Data entries for graphics
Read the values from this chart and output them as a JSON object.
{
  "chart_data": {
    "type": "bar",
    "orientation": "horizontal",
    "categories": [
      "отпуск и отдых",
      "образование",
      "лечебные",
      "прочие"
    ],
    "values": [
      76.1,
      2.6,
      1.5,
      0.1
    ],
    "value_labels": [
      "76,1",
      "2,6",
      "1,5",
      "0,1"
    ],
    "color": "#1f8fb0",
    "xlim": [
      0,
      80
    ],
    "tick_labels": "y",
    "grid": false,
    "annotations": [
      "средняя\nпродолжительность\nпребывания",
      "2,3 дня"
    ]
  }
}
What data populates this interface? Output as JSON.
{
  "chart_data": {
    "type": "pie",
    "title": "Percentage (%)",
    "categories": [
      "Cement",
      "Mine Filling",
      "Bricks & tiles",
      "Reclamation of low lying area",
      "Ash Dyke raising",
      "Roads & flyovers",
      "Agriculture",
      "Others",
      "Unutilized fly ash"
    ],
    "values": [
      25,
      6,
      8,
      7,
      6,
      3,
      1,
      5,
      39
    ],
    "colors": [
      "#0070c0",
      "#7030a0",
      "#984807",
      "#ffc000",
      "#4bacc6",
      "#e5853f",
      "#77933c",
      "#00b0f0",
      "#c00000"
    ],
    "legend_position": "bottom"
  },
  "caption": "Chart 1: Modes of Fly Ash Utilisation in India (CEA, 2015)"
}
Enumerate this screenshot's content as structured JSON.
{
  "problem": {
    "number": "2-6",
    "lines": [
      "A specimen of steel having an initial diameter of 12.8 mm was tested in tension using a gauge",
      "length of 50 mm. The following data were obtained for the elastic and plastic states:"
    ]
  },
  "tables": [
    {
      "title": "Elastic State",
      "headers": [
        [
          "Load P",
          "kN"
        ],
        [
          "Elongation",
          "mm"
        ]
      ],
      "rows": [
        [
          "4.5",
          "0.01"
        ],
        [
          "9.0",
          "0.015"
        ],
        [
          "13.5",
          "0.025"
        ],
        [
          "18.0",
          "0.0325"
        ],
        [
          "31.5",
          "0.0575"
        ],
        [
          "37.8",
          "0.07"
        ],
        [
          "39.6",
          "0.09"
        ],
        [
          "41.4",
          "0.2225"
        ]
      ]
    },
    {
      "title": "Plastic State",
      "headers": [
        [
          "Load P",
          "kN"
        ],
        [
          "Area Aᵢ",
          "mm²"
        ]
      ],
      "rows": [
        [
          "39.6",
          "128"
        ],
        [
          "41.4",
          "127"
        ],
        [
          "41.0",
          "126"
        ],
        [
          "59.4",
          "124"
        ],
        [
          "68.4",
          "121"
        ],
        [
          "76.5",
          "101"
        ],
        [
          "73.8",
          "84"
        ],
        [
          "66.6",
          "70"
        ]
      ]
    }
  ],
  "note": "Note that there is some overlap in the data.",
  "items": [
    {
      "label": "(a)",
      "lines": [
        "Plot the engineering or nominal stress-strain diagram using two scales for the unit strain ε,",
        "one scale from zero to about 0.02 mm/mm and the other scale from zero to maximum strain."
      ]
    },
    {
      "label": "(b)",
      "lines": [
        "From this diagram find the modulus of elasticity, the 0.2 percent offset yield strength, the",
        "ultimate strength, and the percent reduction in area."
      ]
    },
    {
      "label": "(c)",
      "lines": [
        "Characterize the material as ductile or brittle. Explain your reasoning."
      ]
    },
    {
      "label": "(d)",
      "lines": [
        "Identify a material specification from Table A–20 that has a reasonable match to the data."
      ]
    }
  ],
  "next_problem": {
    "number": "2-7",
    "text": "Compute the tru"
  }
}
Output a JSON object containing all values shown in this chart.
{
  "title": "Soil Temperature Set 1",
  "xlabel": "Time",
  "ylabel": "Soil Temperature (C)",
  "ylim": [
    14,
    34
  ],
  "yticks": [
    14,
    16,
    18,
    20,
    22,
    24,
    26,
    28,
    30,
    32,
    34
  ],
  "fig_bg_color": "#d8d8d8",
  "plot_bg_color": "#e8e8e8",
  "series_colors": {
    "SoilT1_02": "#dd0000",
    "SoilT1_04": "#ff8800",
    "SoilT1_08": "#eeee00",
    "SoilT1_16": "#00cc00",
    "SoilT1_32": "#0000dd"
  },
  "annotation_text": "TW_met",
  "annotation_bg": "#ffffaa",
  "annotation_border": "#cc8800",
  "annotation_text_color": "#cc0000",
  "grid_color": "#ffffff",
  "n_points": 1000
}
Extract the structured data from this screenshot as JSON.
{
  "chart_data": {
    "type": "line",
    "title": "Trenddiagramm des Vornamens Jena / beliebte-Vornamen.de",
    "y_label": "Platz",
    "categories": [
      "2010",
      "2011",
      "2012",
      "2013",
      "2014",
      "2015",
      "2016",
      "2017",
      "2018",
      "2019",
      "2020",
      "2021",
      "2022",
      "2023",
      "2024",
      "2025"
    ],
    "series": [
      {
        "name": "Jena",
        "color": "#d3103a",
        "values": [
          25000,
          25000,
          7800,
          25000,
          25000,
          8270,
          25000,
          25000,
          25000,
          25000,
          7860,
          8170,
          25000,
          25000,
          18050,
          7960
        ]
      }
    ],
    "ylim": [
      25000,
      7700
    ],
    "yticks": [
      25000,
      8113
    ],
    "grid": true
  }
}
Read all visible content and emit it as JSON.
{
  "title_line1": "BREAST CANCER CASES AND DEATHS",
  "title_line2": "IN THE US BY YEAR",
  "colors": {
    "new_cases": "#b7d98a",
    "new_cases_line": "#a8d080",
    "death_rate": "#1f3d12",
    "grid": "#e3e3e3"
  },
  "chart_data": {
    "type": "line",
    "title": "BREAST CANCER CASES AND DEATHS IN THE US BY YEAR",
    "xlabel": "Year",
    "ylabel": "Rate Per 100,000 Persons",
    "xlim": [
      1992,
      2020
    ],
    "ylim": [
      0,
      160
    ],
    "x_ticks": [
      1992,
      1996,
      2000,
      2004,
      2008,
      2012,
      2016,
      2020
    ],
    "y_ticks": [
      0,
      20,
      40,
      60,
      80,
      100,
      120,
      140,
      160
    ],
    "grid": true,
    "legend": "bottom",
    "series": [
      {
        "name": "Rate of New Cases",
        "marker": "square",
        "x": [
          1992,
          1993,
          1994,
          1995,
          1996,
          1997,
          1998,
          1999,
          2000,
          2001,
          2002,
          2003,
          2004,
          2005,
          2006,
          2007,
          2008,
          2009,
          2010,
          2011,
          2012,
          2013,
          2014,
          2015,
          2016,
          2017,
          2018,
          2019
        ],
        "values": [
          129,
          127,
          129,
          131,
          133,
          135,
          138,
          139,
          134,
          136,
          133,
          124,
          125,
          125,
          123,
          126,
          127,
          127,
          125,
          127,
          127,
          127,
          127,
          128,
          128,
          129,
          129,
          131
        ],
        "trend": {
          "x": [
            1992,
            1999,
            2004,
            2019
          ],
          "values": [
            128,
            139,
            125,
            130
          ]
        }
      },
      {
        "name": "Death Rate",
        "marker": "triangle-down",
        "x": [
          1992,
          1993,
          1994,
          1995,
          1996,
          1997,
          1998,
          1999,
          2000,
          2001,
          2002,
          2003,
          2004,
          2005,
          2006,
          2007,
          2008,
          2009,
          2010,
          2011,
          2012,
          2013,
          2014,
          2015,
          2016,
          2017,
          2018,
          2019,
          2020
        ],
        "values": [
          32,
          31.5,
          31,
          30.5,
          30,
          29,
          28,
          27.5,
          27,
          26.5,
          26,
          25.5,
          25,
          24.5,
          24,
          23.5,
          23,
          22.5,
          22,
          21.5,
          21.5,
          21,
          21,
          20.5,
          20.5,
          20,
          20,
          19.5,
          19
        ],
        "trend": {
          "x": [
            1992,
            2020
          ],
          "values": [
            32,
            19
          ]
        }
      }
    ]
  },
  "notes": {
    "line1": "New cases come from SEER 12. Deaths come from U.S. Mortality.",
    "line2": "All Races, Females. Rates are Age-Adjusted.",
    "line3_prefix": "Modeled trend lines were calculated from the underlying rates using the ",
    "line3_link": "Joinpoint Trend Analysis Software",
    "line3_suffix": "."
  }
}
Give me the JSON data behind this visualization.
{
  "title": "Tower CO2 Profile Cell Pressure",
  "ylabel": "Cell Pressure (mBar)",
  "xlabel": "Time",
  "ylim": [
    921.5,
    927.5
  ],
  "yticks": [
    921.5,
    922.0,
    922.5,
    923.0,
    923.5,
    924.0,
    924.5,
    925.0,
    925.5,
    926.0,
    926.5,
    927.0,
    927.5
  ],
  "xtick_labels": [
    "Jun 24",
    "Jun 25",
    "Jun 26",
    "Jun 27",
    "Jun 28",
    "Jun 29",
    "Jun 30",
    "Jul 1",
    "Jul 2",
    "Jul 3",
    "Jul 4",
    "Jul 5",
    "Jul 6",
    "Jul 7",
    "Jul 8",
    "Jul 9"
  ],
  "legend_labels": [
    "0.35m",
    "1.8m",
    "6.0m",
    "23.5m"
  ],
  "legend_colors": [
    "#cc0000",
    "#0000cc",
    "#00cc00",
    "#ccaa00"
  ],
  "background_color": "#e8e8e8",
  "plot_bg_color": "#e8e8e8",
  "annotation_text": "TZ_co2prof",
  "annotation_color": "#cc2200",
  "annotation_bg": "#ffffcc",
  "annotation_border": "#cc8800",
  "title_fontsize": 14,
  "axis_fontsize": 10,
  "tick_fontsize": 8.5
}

Direction >> In the entries above, take the line containing "Give me the" and each later line through the last, and repeat them exactly. Output nothing else.

Reply to the exercise >>
Give me the JSON data behind this visualization.
{
  "title": "Tower CO2 Profile Cell Pressure",
  "ylabel": "Cell Pressure (mBar)",
  "xlabel": "Time",
  "ylim": [
    921.5,
    927.5
  ],
  "yticks": [
    921.5,
    922.0,
    922.5,
    923.0,
    923.5,
    924.0,
    924.5,
    925.0,
    925.5,
    926.0,
    926.5,
    927.0,
    927.5
  ],
  "xtick_labels": [
    "Jun 24",
    "Jun 25",
    "Jun 26",
    "Jun 27",
    "Jun 28",
    "Jun 29",
    "Jun 30",
    "Jul 1",
    "Jul 2",
    "Jul 3",
    "Jul 4",
    "Jul 5",
    "Jul 6",
    "Jul 7",
    "Jul 8",
    "Jul 9"
  ],
  "legend_labels": [
    "0.35m",
    "1.8m",
    "6.0m",
    "23.5m"
  ],
  "legend_colors": [
    "#cc0000",
    "#0000cc",
    "#00cc00",
    "#ccaa00"
  ],
  "background_color": "#e8e8e8",
  "plot_bg_color": "#e8e8e8",
  "annotation_text": "TZ_co2prof",
  "annotation_color": "#cc2200",
  "annotation_bg": "#ffffcc",
  "annotation_border": "#cc8800",
  "title_fontsize": 14,
  "axis_fontsize": 10,
  "tick_fontsize": 8.5
}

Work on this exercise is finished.